EXERCISE OBJECTIVE
Select from the data all lines with the word "JSON".

INPUT
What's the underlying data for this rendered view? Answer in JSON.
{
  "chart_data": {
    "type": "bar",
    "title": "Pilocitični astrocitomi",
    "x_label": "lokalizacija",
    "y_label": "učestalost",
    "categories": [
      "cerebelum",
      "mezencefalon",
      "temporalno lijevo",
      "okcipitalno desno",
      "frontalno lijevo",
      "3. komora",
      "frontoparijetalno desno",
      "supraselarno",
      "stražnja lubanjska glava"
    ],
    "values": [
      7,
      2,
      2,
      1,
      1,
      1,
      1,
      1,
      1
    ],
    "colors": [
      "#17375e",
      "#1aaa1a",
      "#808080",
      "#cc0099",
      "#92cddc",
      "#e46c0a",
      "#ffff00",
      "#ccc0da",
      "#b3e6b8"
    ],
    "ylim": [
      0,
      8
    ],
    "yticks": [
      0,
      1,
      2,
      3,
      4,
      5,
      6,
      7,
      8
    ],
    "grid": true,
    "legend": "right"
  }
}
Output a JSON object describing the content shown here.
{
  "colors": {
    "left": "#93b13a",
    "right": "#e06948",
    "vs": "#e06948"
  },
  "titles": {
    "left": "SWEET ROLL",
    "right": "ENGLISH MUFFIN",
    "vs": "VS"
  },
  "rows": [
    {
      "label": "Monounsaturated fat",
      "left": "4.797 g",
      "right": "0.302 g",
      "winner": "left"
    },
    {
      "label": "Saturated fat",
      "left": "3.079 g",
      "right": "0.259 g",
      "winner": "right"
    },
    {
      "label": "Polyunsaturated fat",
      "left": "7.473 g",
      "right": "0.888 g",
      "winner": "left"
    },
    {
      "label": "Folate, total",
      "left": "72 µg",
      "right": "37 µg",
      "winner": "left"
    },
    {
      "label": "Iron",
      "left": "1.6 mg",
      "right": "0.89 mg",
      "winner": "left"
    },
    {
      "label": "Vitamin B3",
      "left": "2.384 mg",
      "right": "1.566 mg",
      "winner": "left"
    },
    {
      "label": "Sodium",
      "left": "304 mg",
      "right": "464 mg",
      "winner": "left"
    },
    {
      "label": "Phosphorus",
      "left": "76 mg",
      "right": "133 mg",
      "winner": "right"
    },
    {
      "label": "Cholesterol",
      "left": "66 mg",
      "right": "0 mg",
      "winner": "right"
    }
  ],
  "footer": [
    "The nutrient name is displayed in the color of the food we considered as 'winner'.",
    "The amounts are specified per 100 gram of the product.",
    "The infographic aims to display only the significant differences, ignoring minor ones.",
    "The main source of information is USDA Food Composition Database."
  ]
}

CORRECT RESPONSE
What's the underlying data for this rendered view? Answer in JSON.
Output a JSON object describing the content shown here.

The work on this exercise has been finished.